-- BEGIN EXERCISE INPUT --
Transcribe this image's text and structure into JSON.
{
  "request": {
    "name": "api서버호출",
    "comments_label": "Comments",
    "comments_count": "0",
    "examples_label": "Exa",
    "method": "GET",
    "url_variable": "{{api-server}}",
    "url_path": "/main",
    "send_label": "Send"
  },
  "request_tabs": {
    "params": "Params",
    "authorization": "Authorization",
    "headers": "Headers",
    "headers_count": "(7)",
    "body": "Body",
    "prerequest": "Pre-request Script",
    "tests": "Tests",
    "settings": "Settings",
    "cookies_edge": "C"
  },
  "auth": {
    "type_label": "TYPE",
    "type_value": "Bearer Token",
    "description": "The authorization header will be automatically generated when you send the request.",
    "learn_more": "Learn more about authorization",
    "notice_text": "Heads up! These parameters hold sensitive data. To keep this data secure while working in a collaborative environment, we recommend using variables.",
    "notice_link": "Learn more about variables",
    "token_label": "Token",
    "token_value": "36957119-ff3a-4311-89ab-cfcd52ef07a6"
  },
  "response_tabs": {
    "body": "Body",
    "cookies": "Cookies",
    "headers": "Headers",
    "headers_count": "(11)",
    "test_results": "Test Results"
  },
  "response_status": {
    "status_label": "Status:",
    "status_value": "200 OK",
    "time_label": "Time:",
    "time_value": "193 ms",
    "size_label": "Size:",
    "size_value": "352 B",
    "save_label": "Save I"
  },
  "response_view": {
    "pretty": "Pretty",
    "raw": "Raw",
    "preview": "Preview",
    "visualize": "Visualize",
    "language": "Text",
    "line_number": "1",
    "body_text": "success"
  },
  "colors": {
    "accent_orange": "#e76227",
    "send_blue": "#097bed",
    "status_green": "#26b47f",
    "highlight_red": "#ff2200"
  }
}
-- END EXERCISE INPUT --
-- BEGIN EXERCISE INPUT --
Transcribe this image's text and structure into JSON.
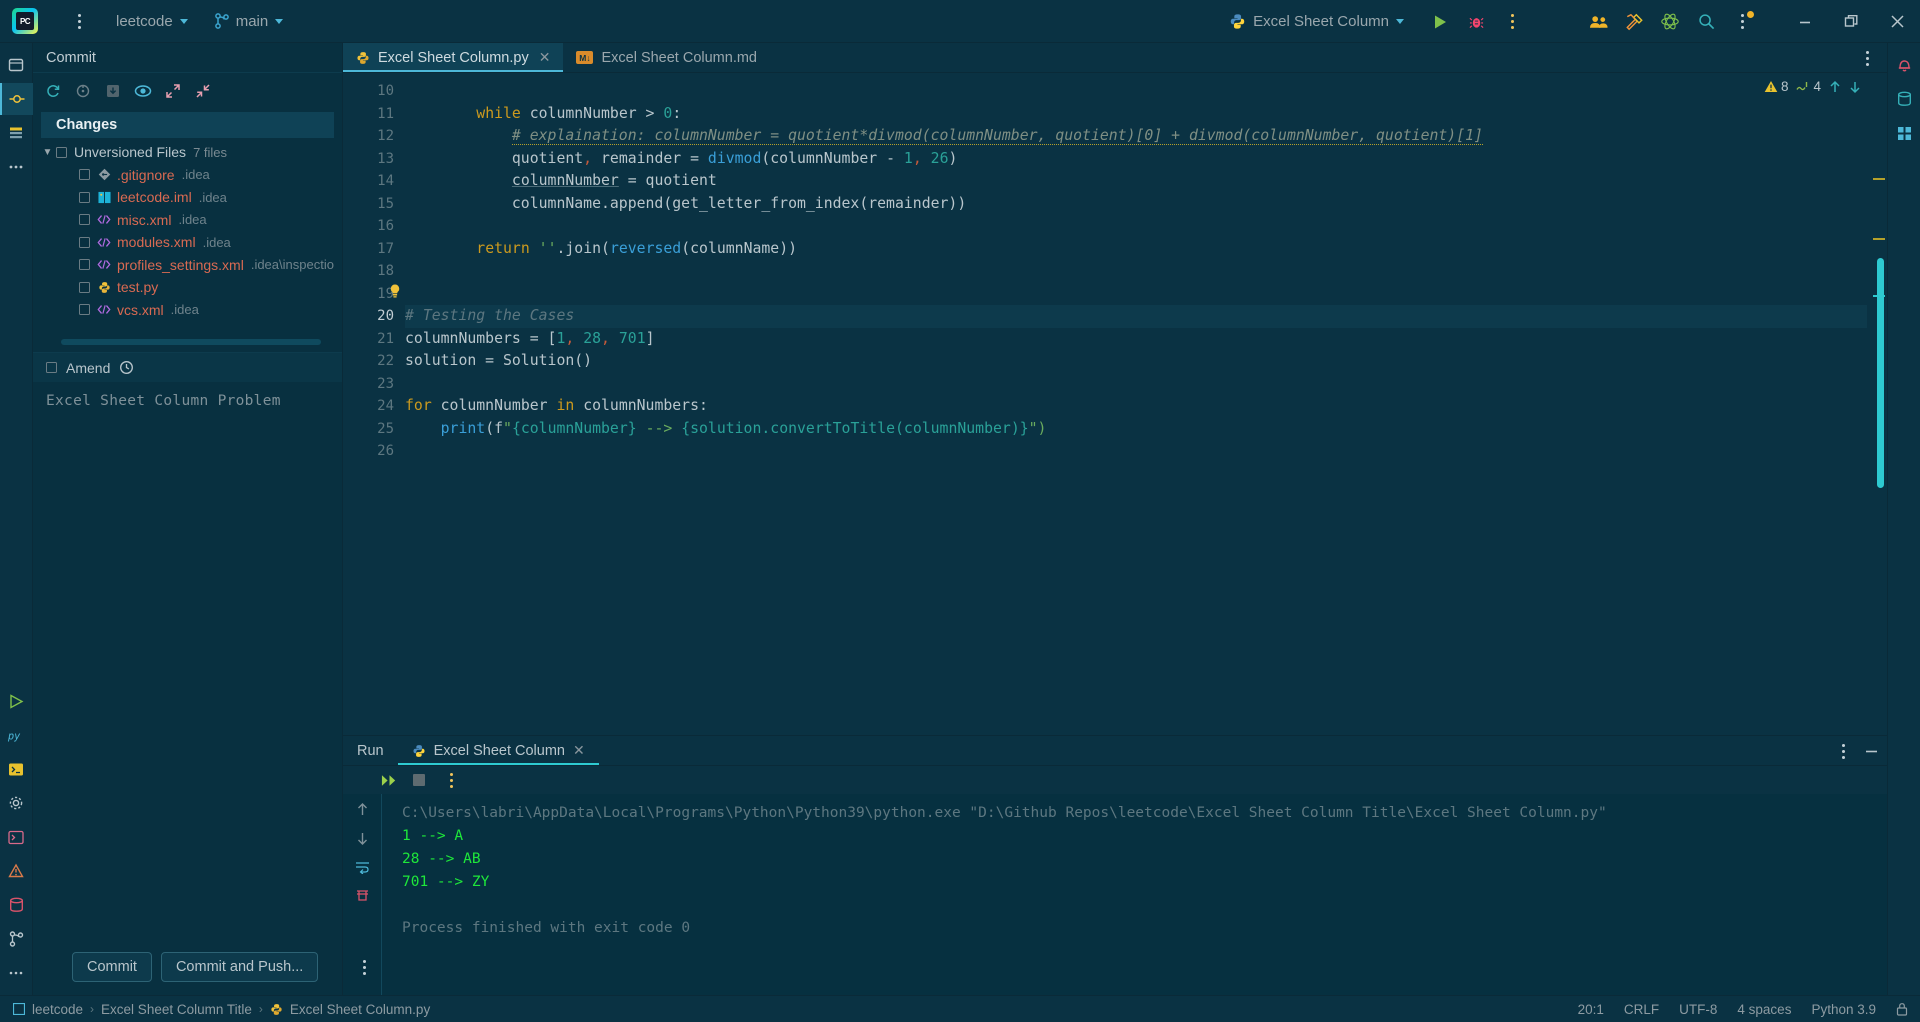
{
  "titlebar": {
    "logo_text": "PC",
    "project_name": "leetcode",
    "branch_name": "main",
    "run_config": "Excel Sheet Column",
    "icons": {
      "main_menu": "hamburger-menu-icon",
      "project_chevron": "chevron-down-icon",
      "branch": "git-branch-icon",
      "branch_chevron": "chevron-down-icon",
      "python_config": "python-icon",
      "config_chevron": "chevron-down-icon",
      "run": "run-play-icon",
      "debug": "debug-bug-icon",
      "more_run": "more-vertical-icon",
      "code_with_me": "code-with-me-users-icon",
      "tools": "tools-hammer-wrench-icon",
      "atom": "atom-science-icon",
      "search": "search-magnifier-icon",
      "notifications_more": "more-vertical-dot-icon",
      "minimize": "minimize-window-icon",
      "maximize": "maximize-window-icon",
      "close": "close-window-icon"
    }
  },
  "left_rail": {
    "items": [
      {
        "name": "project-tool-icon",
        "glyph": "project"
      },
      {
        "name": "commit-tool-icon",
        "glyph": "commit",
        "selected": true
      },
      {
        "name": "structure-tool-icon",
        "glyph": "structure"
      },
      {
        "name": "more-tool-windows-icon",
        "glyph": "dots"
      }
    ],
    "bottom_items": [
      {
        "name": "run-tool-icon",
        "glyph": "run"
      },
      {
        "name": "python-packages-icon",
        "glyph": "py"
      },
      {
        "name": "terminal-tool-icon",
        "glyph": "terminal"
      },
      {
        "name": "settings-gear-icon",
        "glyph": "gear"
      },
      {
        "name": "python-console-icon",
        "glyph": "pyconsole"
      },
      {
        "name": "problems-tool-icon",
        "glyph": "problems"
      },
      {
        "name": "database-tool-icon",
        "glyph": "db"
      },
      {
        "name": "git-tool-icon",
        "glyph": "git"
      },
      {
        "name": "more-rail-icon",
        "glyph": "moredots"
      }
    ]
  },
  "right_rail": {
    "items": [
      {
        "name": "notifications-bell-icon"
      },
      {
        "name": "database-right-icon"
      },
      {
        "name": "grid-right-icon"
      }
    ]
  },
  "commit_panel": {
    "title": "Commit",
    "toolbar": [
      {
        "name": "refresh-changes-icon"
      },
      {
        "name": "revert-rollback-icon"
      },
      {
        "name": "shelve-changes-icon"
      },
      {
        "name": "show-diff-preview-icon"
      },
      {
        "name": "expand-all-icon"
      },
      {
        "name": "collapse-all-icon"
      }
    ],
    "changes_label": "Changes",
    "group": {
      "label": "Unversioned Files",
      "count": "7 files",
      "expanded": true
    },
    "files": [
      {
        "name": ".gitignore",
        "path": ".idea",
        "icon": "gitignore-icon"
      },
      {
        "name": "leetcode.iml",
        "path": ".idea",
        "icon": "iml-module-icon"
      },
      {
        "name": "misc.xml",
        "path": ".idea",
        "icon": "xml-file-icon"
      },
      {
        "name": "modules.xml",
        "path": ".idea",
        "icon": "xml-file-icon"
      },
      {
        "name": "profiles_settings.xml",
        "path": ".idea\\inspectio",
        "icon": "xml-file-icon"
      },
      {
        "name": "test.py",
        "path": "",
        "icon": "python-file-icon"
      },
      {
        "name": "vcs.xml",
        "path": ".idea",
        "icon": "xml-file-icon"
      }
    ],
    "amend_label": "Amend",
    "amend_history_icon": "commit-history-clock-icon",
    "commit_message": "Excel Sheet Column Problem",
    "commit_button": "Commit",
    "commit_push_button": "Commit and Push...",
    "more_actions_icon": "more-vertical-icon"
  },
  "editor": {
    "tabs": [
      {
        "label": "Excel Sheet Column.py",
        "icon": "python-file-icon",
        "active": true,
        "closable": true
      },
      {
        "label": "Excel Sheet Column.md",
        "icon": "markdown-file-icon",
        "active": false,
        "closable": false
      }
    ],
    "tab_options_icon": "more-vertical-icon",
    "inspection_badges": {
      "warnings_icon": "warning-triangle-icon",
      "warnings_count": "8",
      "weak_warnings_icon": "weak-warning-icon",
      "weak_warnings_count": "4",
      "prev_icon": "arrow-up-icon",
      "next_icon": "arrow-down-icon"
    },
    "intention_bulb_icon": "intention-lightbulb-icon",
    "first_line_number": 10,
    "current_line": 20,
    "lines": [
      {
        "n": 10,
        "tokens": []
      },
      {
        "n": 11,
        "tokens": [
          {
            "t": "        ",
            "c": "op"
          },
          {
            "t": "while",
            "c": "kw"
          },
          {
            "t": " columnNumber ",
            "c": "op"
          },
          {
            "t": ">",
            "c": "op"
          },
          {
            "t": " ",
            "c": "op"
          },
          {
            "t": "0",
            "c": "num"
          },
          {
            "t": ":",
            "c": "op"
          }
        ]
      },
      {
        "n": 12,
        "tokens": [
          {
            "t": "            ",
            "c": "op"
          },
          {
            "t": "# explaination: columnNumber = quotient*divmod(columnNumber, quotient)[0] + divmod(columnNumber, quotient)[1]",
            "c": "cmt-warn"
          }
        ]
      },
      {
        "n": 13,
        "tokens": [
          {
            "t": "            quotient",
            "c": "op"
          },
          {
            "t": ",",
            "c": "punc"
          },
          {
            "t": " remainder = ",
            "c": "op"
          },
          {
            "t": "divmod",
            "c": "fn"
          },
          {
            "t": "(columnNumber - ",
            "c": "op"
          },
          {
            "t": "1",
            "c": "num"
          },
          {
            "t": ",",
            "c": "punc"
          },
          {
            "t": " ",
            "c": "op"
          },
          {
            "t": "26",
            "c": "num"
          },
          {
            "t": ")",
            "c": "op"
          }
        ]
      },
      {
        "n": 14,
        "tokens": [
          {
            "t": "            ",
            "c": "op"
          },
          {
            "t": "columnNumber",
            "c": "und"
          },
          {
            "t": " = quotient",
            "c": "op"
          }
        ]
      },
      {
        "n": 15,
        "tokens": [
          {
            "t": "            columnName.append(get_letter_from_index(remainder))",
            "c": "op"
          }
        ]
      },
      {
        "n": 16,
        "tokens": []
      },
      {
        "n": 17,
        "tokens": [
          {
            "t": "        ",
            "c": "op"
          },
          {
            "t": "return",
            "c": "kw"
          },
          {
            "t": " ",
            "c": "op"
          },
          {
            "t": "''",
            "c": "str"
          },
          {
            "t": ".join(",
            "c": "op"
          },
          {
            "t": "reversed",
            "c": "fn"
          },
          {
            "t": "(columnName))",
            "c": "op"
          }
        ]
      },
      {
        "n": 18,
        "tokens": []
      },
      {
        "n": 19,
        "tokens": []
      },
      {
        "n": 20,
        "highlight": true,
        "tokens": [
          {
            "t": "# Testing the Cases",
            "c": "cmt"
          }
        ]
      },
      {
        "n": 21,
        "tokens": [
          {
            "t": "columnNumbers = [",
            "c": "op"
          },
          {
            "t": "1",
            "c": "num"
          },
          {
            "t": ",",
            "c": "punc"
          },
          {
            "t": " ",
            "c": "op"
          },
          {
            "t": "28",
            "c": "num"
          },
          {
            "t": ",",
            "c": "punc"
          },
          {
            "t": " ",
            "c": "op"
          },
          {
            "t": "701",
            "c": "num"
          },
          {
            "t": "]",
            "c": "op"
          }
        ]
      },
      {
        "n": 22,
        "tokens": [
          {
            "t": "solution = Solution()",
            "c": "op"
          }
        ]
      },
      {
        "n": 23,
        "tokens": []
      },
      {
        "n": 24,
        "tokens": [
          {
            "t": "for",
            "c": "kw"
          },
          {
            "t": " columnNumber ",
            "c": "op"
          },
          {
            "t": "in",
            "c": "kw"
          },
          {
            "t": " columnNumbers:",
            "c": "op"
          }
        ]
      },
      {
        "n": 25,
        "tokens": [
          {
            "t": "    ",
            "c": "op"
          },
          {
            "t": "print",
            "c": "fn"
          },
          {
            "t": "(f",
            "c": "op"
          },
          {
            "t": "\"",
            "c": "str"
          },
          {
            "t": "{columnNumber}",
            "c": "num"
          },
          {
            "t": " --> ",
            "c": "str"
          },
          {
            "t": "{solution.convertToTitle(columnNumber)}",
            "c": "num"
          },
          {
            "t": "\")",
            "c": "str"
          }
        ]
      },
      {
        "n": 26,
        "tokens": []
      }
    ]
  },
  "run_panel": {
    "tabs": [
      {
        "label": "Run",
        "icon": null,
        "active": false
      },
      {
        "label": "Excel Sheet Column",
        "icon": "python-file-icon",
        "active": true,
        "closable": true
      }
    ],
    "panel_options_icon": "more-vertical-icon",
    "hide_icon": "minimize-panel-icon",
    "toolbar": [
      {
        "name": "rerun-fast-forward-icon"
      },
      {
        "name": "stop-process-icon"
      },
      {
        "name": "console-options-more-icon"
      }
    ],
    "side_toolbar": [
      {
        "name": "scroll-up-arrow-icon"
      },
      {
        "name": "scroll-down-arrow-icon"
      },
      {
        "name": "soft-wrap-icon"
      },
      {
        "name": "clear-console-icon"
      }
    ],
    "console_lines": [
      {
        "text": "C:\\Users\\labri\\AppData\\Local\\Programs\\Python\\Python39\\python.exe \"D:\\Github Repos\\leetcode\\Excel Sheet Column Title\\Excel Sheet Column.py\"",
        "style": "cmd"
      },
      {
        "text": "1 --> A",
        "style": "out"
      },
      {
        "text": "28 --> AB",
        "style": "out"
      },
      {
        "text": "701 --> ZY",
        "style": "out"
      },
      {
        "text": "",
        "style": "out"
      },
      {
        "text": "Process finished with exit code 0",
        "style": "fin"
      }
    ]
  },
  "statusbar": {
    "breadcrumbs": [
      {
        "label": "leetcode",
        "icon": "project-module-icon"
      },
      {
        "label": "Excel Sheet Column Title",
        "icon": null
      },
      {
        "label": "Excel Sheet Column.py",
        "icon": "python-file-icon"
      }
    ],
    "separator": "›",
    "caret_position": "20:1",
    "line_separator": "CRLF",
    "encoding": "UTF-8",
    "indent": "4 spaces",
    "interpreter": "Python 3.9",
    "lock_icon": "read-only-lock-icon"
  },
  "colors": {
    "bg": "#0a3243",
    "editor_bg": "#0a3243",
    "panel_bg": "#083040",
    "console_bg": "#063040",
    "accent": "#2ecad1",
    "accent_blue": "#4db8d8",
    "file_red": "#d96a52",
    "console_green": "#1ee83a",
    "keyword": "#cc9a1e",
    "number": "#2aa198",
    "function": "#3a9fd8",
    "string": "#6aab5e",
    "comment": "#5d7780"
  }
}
-- END EXERCISE INPUT --
-- BEGIN EXERCISE INPUT --
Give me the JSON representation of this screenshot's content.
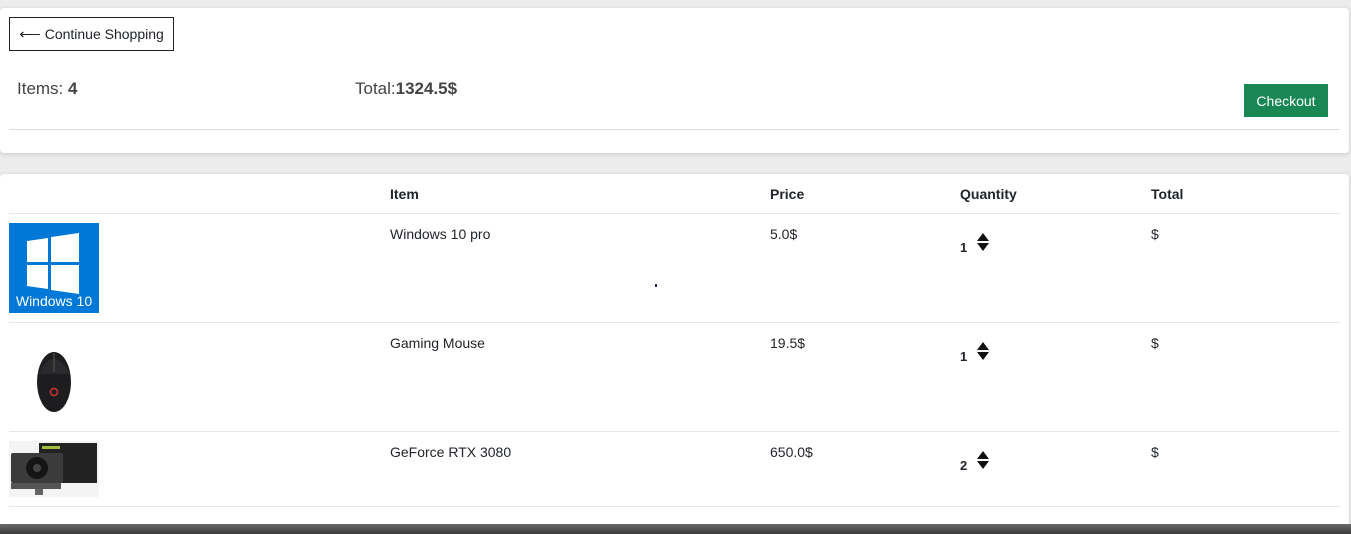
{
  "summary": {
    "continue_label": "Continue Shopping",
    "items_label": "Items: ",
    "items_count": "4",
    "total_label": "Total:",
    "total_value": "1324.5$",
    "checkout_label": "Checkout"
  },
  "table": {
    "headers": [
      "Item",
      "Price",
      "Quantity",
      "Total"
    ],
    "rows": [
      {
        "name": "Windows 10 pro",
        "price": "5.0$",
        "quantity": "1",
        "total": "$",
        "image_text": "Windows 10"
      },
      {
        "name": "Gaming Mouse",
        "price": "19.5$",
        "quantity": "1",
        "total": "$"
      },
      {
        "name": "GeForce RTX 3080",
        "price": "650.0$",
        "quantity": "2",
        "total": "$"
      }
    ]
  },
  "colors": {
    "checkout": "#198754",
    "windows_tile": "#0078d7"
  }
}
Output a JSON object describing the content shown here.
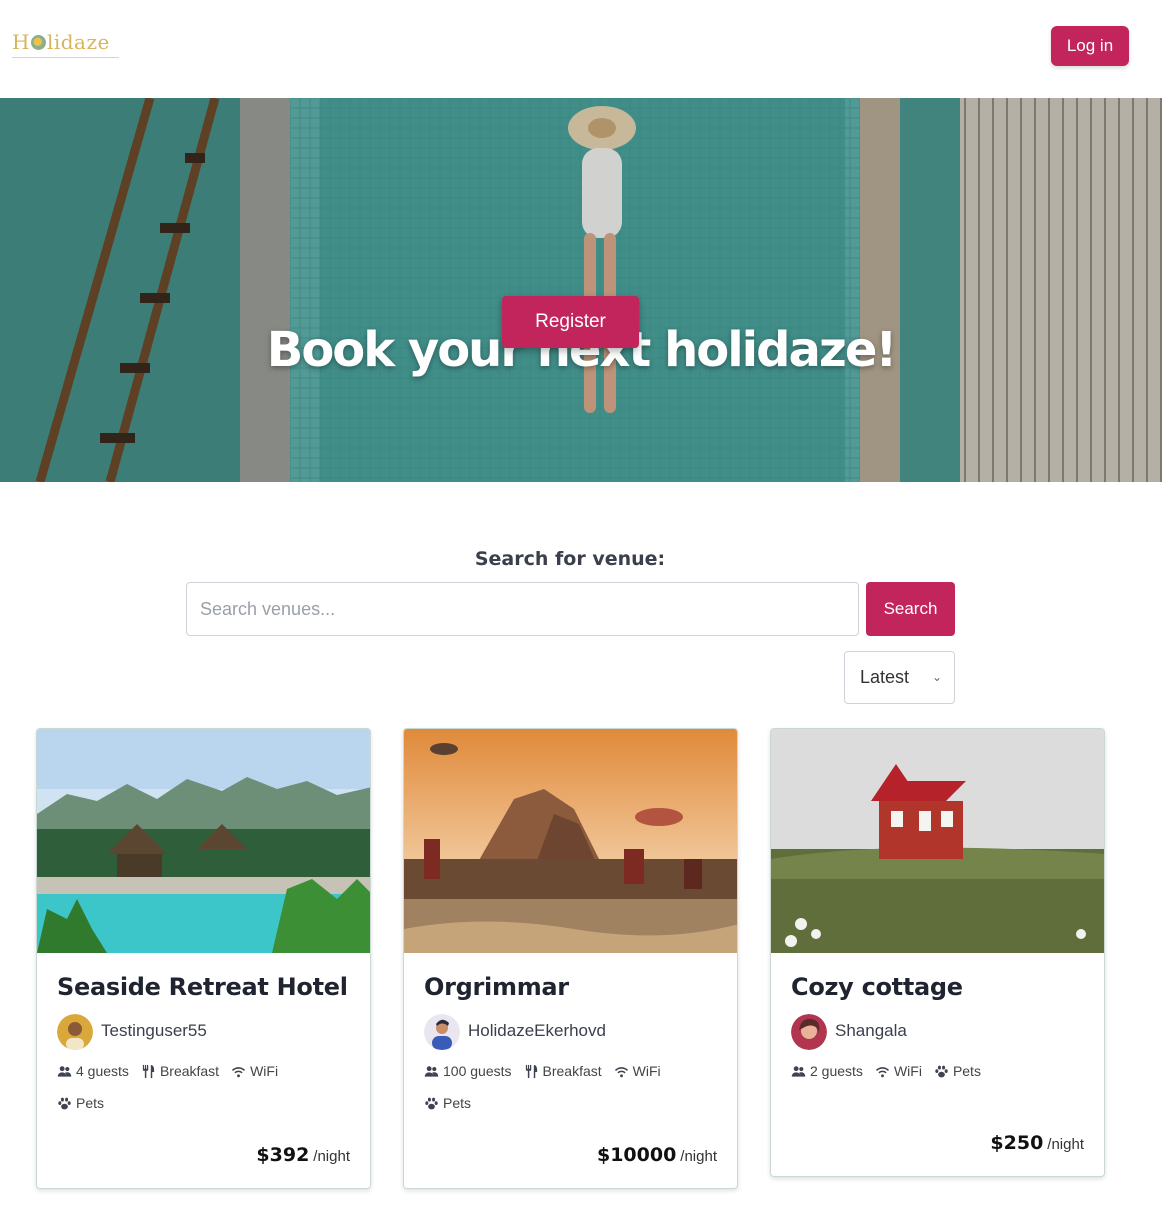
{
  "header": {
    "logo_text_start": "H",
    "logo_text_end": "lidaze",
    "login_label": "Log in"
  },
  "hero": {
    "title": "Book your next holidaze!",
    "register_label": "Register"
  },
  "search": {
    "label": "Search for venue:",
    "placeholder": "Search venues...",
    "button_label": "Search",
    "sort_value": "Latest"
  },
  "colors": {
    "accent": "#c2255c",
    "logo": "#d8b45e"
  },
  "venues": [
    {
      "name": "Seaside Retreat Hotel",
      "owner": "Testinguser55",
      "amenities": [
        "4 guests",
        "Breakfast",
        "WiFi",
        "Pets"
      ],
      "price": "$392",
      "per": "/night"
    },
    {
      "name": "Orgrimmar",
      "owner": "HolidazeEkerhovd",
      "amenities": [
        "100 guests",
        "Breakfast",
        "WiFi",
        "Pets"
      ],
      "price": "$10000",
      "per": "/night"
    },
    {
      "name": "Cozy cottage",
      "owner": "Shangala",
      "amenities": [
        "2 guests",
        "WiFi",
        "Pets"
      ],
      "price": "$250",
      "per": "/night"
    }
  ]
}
-- END EXERCISE INPUT --
§ WHAT TO DO: Some lines of the records may hold the word "about". How many do? Answer with a number and nothing else.

§ WRITTEN REPLY: 2